Aim of the exercise.
Please print all of the records shown below, exactly as given.

Records from a dataset.
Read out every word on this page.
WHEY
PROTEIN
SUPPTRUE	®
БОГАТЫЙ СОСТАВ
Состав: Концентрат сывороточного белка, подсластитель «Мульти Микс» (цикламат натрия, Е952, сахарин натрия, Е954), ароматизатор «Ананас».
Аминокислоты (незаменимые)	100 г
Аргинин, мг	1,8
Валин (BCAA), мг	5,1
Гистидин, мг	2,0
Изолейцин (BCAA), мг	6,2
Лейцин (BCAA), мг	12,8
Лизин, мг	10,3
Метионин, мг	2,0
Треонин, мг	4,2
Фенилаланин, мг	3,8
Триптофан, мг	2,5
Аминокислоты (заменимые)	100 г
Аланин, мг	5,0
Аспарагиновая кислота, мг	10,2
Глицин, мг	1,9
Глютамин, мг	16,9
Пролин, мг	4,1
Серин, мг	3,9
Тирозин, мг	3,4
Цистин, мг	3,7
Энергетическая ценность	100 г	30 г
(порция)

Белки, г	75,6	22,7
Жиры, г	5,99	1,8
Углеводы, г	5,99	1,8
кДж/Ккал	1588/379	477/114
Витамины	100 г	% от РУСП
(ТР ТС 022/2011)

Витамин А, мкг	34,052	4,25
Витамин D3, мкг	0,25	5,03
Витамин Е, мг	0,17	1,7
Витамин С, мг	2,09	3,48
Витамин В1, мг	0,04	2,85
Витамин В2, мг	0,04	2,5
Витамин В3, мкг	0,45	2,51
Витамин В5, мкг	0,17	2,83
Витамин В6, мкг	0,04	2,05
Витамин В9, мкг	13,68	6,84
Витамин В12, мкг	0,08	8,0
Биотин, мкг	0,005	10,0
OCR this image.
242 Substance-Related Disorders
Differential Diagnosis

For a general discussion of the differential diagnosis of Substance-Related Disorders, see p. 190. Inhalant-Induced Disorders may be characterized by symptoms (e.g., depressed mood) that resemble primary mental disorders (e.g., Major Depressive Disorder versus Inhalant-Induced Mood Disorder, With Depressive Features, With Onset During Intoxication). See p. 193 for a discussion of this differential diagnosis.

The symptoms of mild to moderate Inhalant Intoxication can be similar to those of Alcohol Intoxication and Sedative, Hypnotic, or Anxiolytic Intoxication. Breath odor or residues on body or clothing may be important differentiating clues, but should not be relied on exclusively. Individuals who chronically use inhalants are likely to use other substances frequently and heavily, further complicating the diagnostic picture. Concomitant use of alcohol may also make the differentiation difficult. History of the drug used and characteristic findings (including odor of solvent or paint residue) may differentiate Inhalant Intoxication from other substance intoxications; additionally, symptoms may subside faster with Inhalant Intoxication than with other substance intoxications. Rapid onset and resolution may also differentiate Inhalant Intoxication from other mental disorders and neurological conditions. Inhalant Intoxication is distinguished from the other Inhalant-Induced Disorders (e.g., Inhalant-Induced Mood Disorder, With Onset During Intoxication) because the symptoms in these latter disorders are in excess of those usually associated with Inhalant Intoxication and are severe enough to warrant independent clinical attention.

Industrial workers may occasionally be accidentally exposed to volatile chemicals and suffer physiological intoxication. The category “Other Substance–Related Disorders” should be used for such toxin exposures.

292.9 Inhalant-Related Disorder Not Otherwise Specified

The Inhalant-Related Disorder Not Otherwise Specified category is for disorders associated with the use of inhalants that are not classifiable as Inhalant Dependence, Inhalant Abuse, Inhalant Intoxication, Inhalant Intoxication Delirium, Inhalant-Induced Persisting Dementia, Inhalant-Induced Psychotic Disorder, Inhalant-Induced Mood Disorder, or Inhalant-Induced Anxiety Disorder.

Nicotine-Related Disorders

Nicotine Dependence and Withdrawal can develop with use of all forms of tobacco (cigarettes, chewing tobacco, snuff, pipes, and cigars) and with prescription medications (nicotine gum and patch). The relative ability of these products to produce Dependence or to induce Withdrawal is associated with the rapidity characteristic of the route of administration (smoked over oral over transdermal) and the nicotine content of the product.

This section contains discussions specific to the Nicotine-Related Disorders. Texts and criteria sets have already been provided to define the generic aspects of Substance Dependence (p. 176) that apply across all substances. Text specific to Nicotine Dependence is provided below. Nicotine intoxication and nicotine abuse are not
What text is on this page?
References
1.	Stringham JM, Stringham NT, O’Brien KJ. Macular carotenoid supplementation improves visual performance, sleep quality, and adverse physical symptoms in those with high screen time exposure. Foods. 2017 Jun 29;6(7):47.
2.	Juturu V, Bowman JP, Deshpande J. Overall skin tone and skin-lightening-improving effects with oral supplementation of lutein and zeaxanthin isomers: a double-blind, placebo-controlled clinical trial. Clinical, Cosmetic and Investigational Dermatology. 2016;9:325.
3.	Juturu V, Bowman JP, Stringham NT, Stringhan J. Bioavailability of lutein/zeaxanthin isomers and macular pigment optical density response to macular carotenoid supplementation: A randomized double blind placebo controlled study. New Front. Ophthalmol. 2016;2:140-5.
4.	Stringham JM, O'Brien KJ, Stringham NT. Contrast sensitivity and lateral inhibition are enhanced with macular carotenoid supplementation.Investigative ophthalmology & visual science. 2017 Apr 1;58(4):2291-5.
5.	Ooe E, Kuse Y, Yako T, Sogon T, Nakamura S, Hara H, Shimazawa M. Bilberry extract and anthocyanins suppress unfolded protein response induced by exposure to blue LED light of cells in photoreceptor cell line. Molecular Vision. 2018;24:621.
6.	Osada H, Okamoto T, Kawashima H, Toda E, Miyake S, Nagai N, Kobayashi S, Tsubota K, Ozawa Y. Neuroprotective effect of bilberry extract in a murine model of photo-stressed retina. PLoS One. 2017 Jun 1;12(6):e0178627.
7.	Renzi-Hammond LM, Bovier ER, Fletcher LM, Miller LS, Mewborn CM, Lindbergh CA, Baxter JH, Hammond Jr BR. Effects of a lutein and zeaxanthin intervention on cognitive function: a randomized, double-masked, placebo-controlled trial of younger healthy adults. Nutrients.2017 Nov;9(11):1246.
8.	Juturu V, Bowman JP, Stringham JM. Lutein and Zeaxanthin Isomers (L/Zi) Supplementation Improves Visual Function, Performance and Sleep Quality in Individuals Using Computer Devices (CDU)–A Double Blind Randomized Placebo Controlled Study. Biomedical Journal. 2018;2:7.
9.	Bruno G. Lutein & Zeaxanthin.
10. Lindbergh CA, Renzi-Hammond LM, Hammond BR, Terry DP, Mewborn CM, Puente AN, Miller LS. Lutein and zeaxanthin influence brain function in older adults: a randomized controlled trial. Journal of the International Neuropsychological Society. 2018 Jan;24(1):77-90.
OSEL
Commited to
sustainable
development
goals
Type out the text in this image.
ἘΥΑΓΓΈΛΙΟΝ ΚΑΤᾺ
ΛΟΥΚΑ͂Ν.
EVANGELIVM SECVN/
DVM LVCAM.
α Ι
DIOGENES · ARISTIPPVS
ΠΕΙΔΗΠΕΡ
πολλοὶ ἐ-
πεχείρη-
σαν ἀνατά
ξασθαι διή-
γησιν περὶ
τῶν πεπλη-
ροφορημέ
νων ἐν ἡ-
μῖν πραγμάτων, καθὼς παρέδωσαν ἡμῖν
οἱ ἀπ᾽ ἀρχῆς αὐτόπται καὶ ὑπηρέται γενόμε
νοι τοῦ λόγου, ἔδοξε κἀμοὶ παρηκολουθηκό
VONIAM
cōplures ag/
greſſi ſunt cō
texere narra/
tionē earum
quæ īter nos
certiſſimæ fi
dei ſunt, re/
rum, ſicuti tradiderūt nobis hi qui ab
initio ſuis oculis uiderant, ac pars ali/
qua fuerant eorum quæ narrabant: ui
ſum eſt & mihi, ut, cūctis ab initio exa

Answer for the task.
Read out every word on this page.
WHEY
PROTEIN
SUPPTRUE	®
БОГАТЫЙ СОСТАВ
Состав: Концентрат сывороточного белка, подсластитель «Мульти Микс» (цикламат натрия, Е952, сахарин натрия, Е954), ароматизатор «Ананас».
Аминокислоты (незаменимые)	100 г
Аргинин, мг	1,8
Валин (BCAA), мг	5,1
Гистидин, мг	2,0
Изолейцин (BCAA), мг	6,2
Лейцин (BCAA), мг	12,8
Лизин, мг	10,3
Метионин, мг	2,0
Треонин, мг	4,2
Фенилаланин, мг	3,8
Триптофан, мг	2,5
Аминокислоты (заменимые)	100 г
Аланин, мг	5,0
Аспарагиновая кислота, мг	10,2
Глицин, мг	1,9
Глютамин, мг	16,9
Пролин, мг	4,1
Серин, мг	3,9
Тирозин, мг	3,4
Цистин, мг	3,7
Энергетическая ценность	100 г	30 г
(порция)

Белки, г	75,6	22,7
Жиры, г	5,99	1,8
Углеводы, г	5,99	1,8
кДж/Ккал	1588/379	477/114
Витамины	100 г	% от РУСП
(ТР ТС 022/2011)

Витамин А, мкг	34,052	4,25
Витамин D3, мкг	0,25	5,03
Витамин Е, мг	0,17	1,7
Витамин С, мг	2,09	3,48
Витамин В1, мг	0,04	2,85
Витамин В2, мг	0,04	2,5
Витамин В3, мкг	0,45	2,51
Витамин В5, мкг	0,17	2,83
Витамин В6, мкг	0,04	2,05
Витамин В9, мкг	13,68	6,84
Витамин В12, мкг	0,08	8,0
Биотин, мкг	0,005	10,0
OCR this image.
242 Substance-Related Disorders
Differential Diagnosis

For a general discussion of the differential diagnosis of Substance-Related Disorders, see p. 190. Inhalant-Induced Disorders may be characterized by symptoms (e.g., depressed mood) that resemble primary mental disorders (e.g., Major Depressive Disorder versus Inhalant-Induced Mood Disorder, With Depressive Features, With Onset During Intoxication). See p. 193 for a discussion of this differential diagnosis.

The symptoms of mild to moderate Inhalant Intoxication can be similar to those of Alcohol Intoxication and Sedative, Hypnotic, or Anxiolytic Intoxication. Breath odor or residues on body or clothing may be important differentiating clues, but should not be relied on exclusively. Individuals who chronically use inhalants are likely to use other substances frequently and heavily, further complicating the diagnostic picture. Concomitant use of alcohol may also make the differentiation difficult. History of the drug used and characteristic findings (including odor of solvent or paint residue) may differentiate Inhalant Intoxication from other substance intoxications; additionally, symptoms may subside faster with Inhalant Intoxication than with other substance intoxications. Rapid onset and resolution may also differentiate Inhalant Intoxication from other mental disorders and neurological conditions. Inhalant Intoxication is distinguished from the other Inhalant-Induced Disorders (e.g., Inhalant-Induced Mood Disorder, With Onset During Intoxication) because the symptoms in these latter disorders are in excess of those usually associated with Inhalant Intoxication and are severe enough to warrant independent clinical attention.

Industrial workers may occasionally be accidentally exposed to volatile chemicals and suffer physiological intoxication. The category “Other Substance–Related Disorders” should be used for such toxin exposures.

292.9 Inhalant-Related Disorder Not Otherwise Specified

The Inhalant-Related Disorder Not Otherwise Specified category is for disorders associated with the use of inhalants that are not classifiable as Inhalant Dependence, Inhalant Abuse, Inhalant Intoxication, Inhalant Intoxication Delirium, Inhalant-Induced Persisting Dementia, Inhalant-Induced Psychotic Disorder, Inhalant-Induced Mood Disorder, or Inhalant-Induced Anxiety Disorder.

Nicotine-Related Disorders

Nicotine Dependence and Withdrawal can develop with use of all forms of tobacco (cigarettes, chewing tobacco, snuff, pipes, and cigars) and with prescription medications (nicotine gum and patch). The relative ability of these products to produce Dependence or to induce Withdrawal is associated with the rapidity characteristic of the route of administration (smoked over oral over transdermal) and the nicotine content of the product.

This section contains discussions specific to the Nicotine-Related Disorders. Texts and criteria sets have already been provided to define the generic aspects of Substance Dependence (p. 176) that apply across all substances. Text specific to Nicotine Dependence is provided below. Nicotine intoxication and nicotine abuse are not
What text is on this page?
References
1.	Stringham JM, Stringham NT, O’Brien KJ. Macular carotenoid supplementation improves visual performance, sleep quality, and adverse physical symptoms in those with high screen time exposure. Foods. 2017 Jun 29;6(7):47.
2.	Juturu V, Bowman JP, Deshpande J. Overall skin tone and skin-lightening-improving effects with oral supplementation of lutein and zeaxanthin isomers: a double-blind, placebo-controlled clinical trial. Clinical, Cosmetic and Investigational Dermatology. 2016;9:325.
3.	Juturu V, Bowman JP, Stringham NT, Stringhan J. Bioavailability of lutein/zeaxanthin isomers and macular pigment optical density response to macular carotenoid supplementation: A randomized double blind placebo controlled study. New Front. Ophthalmol. 2016;2:140-5.
4.	Stringham JM, O'Brien KJ, Stringham NT. Contrast sensitivity and lateral inhibition are enhanced with macular carotenoid supplementation.Investigative ophthalmology & visual science. 2017 Apr 1;58(4):2291-5.
5.	Ooe E, Kuse Y, Yako T, Sogon T, Nakamura S, Hara H, Shimazawa M. Bilberry extract and anthocyanins suppress unfolded protein response induced by exposure to blue LED light of cells in photoreceptor cell line. Molecular Vision. 2018;24:621.
6.	Osada H, Okamoto T, Kawashima H, Toda E, Miyake S, Nagai N, Kobayashi S, Tsubota K, Ozawa Y. Neuroprotective effect of bilberry extract in a murine model of photo-stressed retina. PLoS One. 2017 Jun 1;12(6):e0178627.
7.	Renzi-Hammond LM, Bovier ER, Fletcher LM, Miller LS, Mewborn CM, Lindbergh CA, Baxter JH, Hammond Jr BR. Effects of a lutein and zeaxanthin intervention on cognitive function: a randomized, double-masked, placebo-controlled trial of younger healthy adults. Nutrients.2017 Nov;9(11):1246.
8.	Juturu V, Bowman JP, Stringham JM. Lutein and Zeaxanthin Isomers (L/Zi) Supplementation Improves Visual Function, Performance and Sleep Quality in Individuals Using Computer Devices (CDU)–A Double Blind Randomized Placebo Controlled Study. Biomedical Journal. 2018;2:7.
9.	Bruno G. Lutein & Zeaxanthin.
10. Lindbergh CA, Renzi-Hammond LM, Hammond BR, Terry DP, Mewborn CM, Puente AN, Miller LS. Lutein and zeaxanthin influence brain function in older adults: a randomized controlled trial. Journal of the International Neuropsychological Society. 2018 Jan;24(1):77-90.
OSEL
Commited to
sustainable
development
goals
Type out the text in this image.
ἘΥΑΓΓΈΛΙΟΝ ΚΑΤᾺ
ΛΟΥΚΑ͂Ν.
EVANGELIVM SECVN/
DVM LVCAM.
α Ι
DIOGENES · ARISTIPPVS
ΠΕΙΔΗΠΕΡ
πολλοὶ ἐ-
πεχείρη-
σαν ἀνατά
ξασθαι διή-
γησιν περὶ
τῶν πεπλη-
ροφορημέ
νων ἐν ἡ-
μῖν πραγμάτων, καθὼς παρέδωσαν ἡμῖν
οἱ ἀπ᾽ ἀρχῆς αὐτόπται καὶ ὑπηρέται γενόμε
νοι τοῦ λόγου, ἔδοξε κἀμοὶ παρηκολουθηκό
VONIAM
cōplures ag/
greſſi ſunt cō
texere narra/
tionē earum
quæ īter nos
certiſſimæ fi
dei ſunt, re/
rum, ſicuti tradiderūt nobis hi qui ab
initio ſuis oculis uiderant, ac pars ali/
qua fuerant eorum quæ narrabant: ui
ſum eſt & mihi, ut, cūctis ab initio exa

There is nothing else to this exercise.